WHAT IS ASKED: Type the records out again in full, exactly.

RECORDS SHOWN:

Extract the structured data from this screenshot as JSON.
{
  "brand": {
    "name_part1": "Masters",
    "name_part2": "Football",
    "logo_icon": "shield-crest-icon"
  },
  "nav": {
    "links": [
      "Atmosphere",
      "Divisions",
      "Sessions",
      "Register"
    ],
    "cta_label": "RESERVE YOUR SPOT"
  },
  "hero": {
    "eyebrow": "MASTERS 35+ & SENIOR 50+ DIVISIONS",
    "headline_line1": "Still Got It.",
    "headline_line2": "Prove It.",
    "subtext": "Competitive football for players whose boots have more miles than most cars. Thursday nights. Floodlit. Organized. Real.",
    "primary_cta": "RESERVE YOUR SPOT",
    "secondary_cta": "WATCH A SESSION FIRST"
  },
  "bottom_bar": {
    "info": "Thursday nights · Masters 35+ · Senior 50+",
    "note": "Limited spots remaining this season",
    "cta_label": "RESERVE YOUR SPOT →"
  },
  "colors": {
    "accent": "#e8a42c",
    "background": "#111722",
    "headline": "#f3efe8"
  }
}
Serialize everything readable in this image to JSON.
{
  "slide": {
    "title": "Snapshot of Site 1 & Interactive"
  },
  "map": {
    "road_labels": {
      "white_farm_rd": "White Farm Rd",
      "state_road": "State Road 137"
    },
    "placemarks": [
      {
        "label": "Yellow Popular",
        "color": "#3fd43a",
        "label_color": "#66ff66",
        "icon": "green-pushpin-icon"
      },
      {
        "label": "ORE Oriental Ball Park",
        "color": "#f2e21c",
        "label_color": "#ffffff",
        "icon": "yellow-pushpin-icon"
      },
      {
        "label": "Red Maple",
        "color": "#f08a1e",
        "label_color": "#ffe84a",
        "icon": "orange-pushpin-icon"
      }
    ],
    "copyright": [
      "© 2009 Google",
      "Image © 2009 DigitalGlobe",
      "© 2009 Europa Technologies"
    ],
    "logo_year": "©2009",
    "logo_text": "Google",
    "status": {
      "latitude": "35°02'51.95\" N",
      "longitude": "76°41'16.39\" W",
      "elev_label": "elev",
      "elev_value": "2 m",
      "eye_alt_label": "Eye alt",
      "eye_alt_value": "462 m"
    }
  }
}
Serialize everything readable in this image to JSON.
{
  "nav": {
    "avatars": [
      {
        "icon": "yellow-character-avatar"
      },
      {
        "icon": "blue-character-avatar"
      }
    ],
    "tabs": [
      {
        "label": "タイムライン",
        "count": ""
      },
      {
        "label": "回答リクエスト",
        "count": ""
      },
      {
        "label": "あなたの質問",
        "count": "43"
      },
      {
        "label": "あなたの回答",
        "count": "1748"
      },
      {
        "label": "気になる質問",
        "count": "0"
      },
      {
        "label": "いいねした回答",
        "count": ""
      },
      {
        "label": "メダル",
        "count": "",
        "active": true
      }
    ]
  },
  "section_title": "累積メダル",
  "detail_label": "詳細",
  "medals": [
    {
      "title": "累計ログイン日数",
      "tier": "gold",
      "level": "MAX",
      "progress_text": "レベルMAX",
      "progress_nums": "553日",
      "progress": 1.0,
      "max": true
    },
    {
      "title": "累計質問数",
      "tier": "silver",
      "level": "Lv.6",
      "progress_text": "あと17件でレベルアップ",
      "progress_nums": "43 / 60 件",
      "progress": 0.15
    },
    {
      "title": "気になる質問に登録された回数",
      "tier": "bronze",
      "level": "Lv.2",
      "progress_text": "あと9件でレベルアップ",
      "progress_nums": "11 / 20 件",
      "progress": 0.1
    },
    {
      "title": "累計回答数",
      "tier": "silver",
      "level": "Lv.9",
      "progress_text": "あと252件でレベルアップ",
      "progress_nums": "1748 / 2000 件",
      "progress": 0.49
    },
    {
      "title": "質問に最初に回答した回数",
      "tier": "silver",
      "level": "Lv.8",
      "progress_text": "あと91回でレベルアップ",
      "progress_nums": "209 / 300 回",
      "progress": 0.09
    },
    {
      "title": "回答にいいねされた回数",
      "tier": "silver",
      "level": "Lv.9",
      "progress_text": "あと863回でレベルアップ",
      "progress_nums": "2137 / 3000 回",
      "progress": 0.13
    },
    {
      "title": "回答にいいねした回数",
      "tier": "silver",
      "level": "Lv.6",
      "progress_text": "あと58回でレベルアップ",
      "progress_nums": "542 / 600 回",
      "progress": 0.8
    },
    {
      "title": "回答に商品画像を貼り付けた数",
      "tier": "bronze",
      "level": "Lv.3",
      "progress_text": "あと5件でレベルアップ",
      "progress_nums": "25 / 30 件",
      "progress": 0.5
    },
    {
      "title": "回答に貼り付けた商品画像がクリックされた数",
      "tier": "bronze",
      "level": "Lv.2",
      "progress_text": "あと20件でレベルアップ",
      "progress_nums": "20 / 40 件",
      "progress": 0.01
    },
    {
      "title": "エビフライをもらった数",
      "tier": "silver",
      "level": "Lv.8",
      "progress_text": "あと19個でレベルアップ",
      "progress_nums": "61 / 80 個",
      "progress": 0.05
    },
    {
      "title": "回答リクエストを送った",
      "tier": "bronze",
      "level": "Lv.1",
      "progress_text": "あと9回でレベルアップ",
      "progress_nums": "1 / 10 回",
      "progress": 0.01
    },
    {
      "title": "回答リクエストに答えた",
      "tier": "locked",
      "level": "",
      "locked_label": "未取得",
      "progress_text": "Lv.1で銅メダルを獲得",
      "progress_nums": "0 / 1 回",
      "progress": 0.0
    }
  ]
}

ANSWER TO THE EXERCISE:
Extract the structured data from this screenshot as JSON.
{
  "brand": {
    "name_part1": "Masters",
    "name_part2": "Football",
    "logo_icon": "shield-crest-icon"
  },
  "nav": {
    "links": [
      "Atmosphere",
      "Divisions",
      "Sessions",
      "Register"
    ],
    "cta_label": "RESERVE YOUR SPOT"
  },
  "hero": {
    "eyebrow": "MASTERS 35+ & SENIOR 50+ DIVISIONS",
    "headline_line1": "Still Got It.",
    "headline_line2": "Prove It.",
    "subtext": "Competitive football for players whose boots have more miles than most cars. Thursday nights. Floodlit. Organized. Real.",
    "primary_cta": "RESERVE YOUR SPOT",
    "secondary_cta": "WATCH A SESSION FIRST"
  },
  "bottom_bar": {
    "info": "Thursday nights · Masters 35+ · Senior 50+",
    "note": "Limited spots remaining this season",
    "cta_label": "RESERVE YOUR SPOT →"
  },
  "colors": {
    "accent": "#e8a42c",
    "background": "#111722",
    "headline": "#f3efe8"
  }
}
Serialize everything readable in this image to JSON.
{
  "slide": {
    "title": "Snapshot of Site 1 & Interactive"
  },
  "map": {
    "road_labels": {
      "white_farm_rd": "White Farm Rd",
      "state_road": "State Road 137"
    },
    "placemarks": [
      {
        "label": "Yellow Popular",
        "color": "#3fd43a",
        "label_color": "#66ff66",
        "icon": "green-pushpin-icon"
      },
      {
        "label": "ORE Oriental Ball Park",
        "color": "#f2e21c",
        "label_color": "#ffffff",
        "icon": "yellow-pushpin-icon"
      },
      {
        "label": "Red Maple",
        "color": "#f08a1e",
        "label_color": "#ffe84a",
        "icon": "orange-pushpin-icon"
      }
    ],
    "copyright": [
      "© 2009 Google",
      "Image © 2009 DigitalGlobe",
      "© 2009 Europa Technologies"
    ],
    "logo_year": "©2009",
    "logo_text": "Google",
    "status": {
      "latitude": "35°02'51.95\" N",
      "longitude": "76°41'16.39\" W",
      "elev_label": "elev",
      "elev_value": "2 m",
      "eye_alt_label": "Eye alt",
      "eye_alt_value": "462 m"
    }
  }
}
Serialize everything readable in this image to JSON.
{
  "nav": {
    "avatars": [
      {
        "icon": "yellow-character-avatar"
      },
      {
        "icon": "blue-character-avatar"
      }
    ],
    "tabs": [
      {
        "label": "タイムライン",
        "count": ""
      },
      {
        "label": "回答リクエスト",
        "count": ""
      },
      {
        "label": "あなたの質問",
        "count": "43"
      },
      {
        "label": "あなたの回答",
        "count": "1748"
      },
      {
        "label": "気になる質問",
        "count": "0"
      },
      {
        "label": "いいねした回答",
        "count": ""
      },
      {
        "label": "メダル",
        "count": "",
        "active": true
      }
    ]
  },
  "section_title": "累積メダル",
  "detail_label": "詳細",
  "medals": [
    {
      "title": "累計ログイン日数",
      "tier": "gold",
      "level": "MAX",
      "progress_text": "レベルMAX",
      "progress_nums": "553日",
      "progress": 1.0,
      "max": true
    },
    {
      "title": "累計質問数",
      "tier": "silver",
      "level": "Lv.6",
      "progress_text": "あと17件でレベルアップ",
      "progress_nums": "43 / 60 件",
      "progress": 0.15
    },
    {
      "title": "気になる質問に登録された回数",
      "tier": "bronze",
      "level": "Lv.2",
      "progress_text": "あと9件でレベルアップ",
      "progress_nums": "11 / 20 件",
      "progress": 0.1
    },
    {
      "title": "累計回答数",
      "tier": "silver",
      "level": "Lv.9",
      "progress_text": "あと252件でレベルアップ",
      "progress_nums": "1748 / 2000 件",
      "progress": 0.49
    },
    {
      "title": "質問に最初に回答した回数",
      "tier": "silver",
      "level": "Lv.8",
      "progress_text": "あと91回でレベルアップ",
      "progress_nums": "209 / 300 回",
      "progress": 0.09
    },
    {
      "title": "回答にいいねされた回数",
      "tier": "silver",
      "level": "Lv.9",
      "progress_text": "あと863回でレベルアップ",
      "progress_nums": "2137 / 3000 回",
      "progress": 0.13
    },
    {
      "title": "回答にいいねした回数",
      "tier": "silver",
      "level": "Lv.6",
      "progress_text": "あと58回でレベルアップ",
      "progress_nums": "542 / 600 回",
      "progress": 0.8
    },
    {
      "title": "回答に商品画像を貼り付けた数",
      "tier": "bronze",
      "level": "Lv.3",
      "progress_text": "あと5件でレベルアップ",
      "progress_nums": "25 / 30 件",
      "progress": 0.5
    },
    {
      "title": "回答に貼り付けた商品画像がクリックされた数",
      "tier": "bronze",
      "level": "Lv.2",
      "progress_text": "あと20件でレベルアップ",
      "progress_nums": "20 / 40 件",
      "progress": 0.01
    },
    {
      "title": "エビフライをもらった数",
      "tier": "silver",
      "level": "Lv.8",
      "progress_text": "あと19個でレベルアップ",
      "progress_nums": "61 / 80 個",
      "progress": 0.05
    },
    {
      "title": "回答リクエストを送った",
      "tier": "bronze",
      "level": "Lv.1",
      "progress_text": "あと9回でレベルアップ",
      "progress_nums": "1 / 10 回",
      "progress": 0.01
    },
    {
      "title": "回答リクエストに答えた",
      "tier": "locked",
      "level": "",
      "locked_label": "未取得",
      "progress_text": "Lv.1で銅メダルを獲得",
      "progress_nums": "0 / 1 回",
      "progress": 0.0
    }
  ]
}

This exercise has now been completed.